ENTRIES SHOWN |
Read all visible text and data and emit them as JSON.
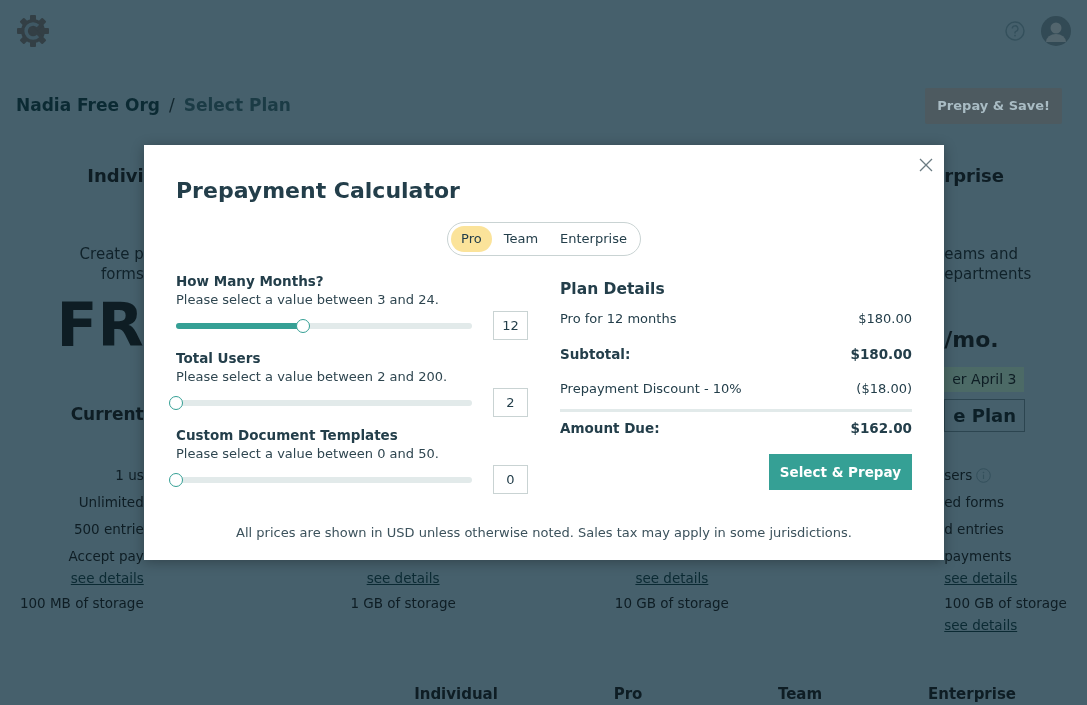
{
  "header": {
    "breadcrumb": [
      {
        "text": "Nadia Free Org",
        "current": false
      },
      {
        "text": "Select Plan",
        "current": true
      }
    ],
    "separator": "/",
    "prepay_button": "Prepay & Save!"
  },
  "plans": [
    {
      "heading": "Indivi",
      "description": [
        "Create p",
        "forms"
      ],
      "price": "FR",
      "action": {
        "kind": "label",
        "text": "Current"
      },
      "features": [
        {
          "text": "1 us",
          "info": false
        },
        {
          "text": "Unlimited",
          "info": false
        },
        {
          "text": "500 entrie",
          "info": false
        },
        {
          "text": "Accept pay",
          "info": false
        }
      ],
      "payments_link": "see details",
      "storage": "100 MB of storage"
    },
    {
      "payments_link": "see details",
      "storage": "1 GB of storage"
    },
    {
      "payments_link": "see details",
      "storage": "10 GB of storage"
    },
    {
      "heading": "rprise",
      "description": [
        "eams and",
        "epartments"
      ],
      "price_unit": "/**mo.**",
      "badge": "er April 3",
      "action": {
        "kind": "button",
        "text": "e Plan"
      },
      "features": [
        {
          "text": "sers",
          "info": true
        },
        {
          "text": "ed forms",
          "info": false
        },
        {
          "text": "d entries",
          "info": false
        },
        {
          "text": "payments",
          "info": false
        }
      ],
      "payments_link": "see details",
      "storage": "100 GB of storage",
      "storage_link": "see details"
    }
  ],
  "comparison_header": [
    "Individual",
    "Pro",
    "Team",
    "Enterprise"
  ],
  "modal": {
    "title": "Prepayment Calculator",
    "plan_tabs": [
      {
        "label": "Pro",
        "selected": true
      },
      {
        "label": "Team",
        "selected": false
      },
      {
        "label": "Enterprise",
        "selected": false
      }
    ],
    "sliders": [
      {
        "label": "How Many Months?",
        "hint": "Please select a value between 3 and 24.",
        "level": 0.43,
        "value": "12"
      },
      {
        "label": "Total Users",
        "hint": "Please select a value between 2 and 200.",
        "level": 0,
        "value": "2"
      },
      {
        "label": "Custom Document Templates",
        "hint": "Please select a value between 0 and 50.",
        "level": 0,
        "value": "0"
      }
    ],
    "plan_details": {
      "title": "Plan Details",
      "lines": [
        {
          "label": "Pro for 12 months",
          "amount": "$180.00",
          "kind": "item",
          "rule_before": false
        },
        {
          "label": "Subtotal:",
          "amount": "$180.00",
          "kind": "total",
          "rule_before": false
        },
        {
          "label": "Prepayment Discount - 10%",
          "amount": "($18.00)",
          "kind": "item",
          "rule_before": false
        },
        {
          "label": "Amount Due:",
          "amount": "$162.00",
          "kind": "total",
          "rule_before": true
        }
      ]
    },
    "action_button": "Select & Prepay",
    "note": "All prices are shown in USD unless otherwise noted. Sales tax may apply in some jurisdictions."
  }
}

EXERCISE DESCRIPTION |
Output every entry exactly as given; pictures are not part of the copy.

ANSWER IN FULL |
Read all visible text and data and emit them as JSON.
{
  "header": {
    "breadcrumb": [
      {
        "text": "Nadia Free Org",
        "current": false
      },
      {
        "text": "Select Plan",
        "current": true
      }
    ],
    "separator": "/",
    "prepay_button": "Prepay & Save!"
  },
  "plans": [
    {
      "heading": "Indivi",
      "description": [
        "Create p",
        "forms"
      ],
      "price": "FR",
      "action": {
        "kind": "label",
        "text": "Current"
      },
      "features": [
        {
          "text": "1 us",
          "info": false
        },
        {
          "text": "Unlimited",
          "info": false
        },
        {
          "text": "500 entrie",
          "info": false
        },
        {
          "text": "Accept pay",
          "info": false
        }
      ],
      "payments_link": "see details",
      "storage": "100 MB of storage"
    },
    {
      "payments_link": "see details",
      "storage": "1 GB of storage"
    },
    {
      "payments_link": "see details",
      "storage": "10 GB of storage"
    },
    {
      "heading": "rprise",
      "description": [
        "eams and",
        "epartments"
      ],
      "price_unit": "/**mo.**",
      "badge": "er April 3",
      "action": {
        "kind": "button",
        "text": "e Plan"
      },
      "features": [
        {
          "text": "sers",
          "info": true
        },
        {
          "text": "ed forms",
          "info": false
        },
        {
          "text": "d entries",
          "info": false
        },
        {
          "text": "payments",
          "info": false
        }
      ],
      "payments_link": "see details",
      "storage": "100 GB of storage",
      "storage_link": "see details"
    }
  ],
  "comparison_header": [
    "Individual",
    "Pro",
    "Team",
    "Enterprise"
  ],
  "modal": {
    "title": "Prepayment Calculator",
    "plan_tabs": [
      {
        "label": "Pro",
        "selected": true
      },
      {
        "label": "Team",
        "selected": false
      },
      {
        "label": "Enterprise",
        "selected": false
      }
    ],
    "sliders": [
      {
        "label": "How Many Months?",
        "hint": "Please select a value between 3 and 24.",
        "level": 0.43,
        "value": "12"
      },
      {
        "label": "Total Users",
        "hint": "Please select a value between 2 and 200.",
        "level": 0,
        "value": "2"
      },
      {
        "label": "Custom Document Templates",
        "hint": "Please select a value between 0 and 50.",
        "level": 0,
        "value": "0"
      }
    ],
    "plan_details": {
      "title": "Plan Details",
      "lines": [
        {
          "label": "Pro for 12 months",
          "amount": "$180.00",
          "kind": "item",
          "rule_before": false
        },
        {
          "label": "Subtotal:",
          "amount": "$180.00",
          "kind": "total",
          "rule_before": false
        },
        {
          "label": "Prepayment Discount - 10%",
          "amount": "($18.00)",
          "kind": "item",
          "rule_before": false
        },
        {
          "label": "Amount Due:",
          "amount": "$162.00",
          "kind": "total",
          "rule_before": true
        }
      ]
    },
    "action_button": "Select & Prepay",
    "note": "All prices are shown in USD unless otherwise noted. Sales tax may apply in some jurisdictions."
  }
}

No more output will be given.